--- start Dataset ---
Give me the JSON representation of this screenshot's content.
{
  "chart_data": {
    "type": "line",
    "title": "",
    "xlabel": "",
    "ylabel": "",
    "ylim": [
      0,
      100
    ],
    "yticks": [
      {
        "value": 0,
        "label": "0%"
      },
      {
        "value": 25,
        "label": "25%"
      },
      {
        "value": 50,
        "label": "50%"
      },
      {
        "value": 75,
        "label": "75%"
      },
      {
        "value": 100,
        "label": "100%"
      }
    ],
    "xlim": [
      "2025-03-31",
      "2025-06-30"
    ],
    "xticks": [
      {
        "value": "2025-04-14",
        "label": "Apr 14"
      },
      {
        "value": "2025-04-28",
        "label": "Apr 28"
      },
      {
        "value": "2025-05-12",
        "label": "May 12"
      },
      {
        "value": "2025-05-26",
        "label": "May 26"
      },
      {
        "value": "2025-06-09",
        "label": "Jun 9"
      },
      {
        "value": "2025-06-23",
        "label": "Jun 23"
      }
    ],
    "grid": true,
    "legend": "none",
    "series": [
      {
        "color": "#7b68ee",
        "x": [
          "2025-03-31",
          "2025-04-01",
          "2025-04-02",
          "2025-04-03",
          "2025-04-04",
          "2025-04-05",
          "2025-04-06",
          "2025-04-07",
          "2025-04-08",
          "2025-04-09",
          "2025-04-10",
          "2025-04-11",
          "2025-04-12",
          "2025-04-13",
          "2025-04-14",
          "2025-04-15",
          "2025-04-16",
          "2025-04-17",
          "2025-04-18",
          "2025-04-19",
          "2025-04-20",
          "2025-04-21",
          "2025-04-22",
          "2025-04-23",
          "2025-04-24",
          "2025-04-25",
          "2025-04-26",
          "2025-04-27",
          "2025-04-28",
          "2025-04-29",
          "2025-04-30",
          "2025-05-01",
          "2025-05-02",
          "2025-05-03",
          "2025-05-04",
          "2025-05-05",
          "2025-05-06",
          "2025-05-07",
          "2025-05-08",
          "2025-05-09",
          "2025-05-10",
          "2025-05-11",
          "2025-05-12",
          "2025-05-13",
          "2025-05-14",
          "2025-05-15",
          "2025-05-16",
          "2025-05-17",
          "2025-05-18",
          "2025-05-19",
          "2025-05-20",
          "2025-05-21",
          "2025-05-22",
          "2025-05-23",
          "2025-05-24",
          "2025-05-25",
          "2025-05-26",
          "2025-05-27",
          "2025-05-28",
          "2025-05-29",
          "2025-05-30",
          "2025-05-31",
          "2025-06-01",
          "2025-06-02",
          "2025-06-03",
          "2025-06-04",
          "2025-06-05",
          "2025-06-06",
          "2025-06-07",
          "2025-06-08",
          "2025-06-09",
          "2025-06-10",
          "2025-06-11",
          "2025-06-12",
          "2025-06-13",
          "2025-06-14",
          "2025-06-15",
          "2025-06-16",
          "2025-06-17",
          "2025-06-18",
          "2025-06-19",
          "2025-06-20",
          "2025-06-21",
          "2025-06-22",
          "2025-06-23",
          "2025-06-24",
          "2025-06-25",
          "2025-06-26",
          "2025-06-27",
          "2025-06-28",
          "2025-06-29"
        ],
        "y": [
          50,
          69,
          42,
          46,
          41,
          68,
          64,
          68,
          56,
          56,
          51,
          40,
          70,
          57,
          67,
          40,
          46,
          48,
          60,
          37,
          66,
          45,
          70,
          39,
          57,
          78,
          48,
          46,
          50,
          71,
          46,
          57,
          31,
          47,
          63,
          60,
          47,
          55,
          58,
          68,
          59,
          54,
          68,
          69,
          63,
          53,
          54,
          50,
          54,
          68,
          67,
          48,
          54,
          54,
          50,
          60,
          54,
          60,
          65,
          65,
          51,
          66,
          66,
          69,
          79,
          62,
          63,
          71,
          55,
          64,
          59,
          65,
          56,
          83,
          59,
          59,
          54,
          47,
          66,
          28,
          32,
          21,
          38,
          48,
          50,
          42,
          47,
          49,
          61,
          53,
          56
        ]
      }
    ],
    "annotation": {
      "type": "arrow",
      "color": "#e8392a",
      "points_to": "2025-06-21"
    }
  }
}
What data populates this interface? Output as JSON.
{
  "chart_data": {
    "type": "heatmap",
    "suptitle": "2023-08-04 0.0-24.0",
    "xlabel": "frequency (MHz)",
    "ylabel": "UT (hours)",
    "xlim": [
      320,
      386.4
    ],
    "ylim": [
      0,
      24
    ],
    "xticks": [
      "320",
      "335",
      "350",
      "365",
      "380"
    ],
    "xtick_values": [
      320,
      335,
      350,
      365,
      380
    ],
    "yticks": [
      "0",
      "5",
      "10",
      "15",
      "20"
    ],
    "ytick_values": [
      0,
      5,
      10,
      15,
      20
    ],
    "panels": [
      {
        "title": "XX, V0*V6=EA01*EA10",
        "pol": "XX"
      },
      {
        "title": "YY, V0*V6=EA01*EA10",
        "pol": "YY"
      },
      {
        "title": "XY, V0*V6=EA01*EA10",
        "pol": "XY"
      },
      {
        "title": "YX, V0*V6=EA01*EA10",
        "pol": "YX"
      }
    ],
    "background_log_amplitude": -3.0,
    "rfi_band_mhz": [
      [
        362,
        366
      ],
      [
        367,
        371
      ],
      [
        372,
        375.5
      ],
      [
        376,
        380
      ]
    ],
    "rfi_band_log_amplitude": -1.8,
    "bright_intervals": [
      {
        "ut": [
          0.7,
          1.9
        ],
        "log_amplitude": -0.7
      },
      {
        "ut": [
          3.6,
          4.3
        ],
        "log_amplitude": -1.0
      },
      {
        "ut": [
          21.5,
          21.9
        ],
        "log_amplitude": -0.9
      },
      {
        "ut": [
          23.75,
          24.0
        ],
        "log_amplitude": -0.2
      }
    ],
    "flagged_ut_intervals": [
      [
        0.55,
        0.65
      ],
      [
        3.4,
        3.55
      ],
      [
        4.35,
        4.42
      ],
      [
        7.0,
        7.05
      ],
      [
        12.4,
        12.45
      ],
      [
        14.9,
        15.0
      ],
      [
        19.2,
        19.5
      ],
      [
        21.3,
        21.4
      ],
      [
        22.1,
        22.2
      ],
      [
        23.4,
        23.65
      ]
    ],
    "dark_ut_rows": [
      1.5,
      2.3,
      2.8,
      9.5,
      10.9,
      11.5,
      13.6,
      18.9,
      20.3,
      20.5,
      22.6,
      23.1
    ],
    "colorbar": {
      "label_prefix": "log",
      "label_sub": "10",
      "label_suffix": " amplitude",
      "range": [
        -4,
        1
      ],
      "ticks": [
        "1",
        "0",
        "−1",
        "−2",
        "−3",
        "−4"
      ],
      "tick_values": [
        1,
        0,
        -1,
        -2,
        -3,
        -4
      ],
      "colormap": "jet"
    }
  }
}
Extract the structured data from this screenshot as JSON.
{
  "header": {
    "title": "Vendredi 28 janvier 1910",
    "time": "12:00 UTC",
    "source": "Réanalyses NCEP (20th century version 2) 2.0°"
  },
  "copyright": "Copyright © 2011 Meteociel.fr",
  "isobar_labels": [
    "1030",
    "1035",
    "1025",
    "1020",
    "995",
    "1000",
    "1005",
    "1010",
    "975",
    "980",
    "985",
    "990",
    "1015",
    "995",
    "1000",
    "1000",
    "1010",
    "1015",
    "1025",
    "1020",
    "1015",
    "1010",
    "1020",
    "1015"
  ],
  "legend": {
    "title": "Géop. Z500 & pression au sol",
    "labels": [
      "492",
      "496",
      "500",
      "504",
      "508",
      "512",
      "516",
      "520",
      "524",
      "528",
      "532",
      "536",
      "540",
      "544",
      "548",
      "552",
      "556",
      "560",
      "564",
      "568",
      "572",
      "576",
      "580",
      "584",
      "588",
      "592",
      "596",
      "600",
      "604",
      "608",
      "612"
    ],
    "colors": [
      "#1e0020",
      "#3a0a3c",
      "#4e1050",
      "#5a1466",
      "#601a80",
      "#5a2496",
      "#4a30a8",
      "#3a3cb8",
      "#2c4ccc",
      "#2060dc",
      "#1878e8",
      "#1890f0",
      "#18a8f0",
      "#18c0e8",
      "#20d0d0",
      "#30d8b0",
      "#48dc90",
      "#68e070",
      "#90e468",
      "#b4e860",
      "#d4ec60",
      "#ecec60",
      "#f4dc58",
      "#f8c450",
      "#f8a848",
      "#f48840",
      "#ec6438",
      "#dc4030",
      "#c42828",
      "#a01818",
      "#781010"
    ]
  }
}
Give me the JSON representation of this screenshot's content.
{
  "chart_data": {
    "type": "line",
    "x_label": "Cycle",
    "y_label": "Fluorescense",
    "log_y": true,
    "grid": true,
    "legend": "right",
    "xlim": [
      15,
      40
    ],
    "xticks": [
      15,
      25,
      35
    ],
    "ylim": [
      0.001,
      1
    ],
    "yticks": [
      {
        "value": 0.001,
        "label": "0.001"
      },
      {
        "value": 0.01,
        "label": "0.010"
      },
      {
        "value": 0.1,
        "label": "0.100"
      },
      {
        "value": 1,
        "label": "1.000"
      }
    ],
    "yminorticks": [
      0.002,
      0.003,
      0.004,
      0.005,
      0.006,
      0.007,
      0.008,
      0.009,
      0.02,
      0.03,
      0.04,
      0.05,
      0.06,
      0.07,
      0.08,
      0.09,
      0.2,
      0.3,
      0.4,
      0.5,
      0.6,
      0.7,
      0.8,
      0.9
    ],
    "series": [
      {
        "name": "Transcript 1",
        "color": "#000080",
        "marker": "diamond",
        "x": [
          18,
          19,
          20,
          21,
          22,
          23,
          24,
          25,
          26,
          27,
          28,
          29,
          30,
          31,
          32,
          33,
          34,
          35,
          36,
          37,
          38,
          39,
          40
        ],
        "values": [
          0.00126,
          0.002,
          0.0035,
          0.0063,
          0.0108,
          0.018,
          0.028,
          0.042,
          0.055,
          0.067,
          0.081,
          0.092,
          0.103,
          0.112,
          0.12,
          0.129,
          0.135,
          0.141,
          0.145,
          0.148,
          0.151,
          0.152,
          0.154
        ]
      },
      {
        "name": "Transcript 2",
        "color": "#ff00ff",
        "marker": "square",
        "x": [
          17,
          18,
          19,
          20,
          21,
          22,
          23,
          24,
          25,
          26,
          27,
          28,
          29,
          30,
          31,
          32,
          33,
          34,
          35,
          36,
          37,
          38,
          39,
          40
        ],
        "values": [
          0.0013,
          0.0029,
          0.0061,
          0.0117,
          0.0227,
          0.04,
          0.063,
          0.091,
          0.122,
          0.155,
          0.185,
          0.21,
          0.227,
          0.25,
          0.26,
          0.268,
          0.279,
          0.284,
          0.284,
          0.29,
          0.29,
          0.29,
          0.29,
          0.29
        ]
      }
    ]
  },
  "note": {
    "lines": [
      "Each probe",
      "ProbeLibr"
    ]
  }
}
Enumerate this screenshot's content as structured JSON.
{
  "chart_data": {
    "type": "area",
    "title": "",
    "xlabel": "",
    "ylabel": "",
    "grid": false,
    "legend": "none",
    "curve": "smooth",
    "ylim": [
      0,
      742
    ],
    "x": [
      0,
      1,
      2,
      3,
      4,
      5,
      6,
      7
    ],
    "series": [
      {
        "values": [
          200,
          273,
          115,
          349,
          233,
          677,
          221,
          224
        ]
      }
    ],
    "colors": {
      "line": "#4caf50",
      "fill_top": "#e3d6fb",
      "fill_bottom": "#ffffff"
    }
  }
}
--- end Dataset ---
● To do
Gather each line in the data that holds the string "screenshot".

● Written solution
Give me the JSON representation of this screenshot's content.
Extract the structured data from this screenshot as JSON.
Give me the JSON representation of this screenshot's content.
Enumerate this screenshot's content as structured JSON.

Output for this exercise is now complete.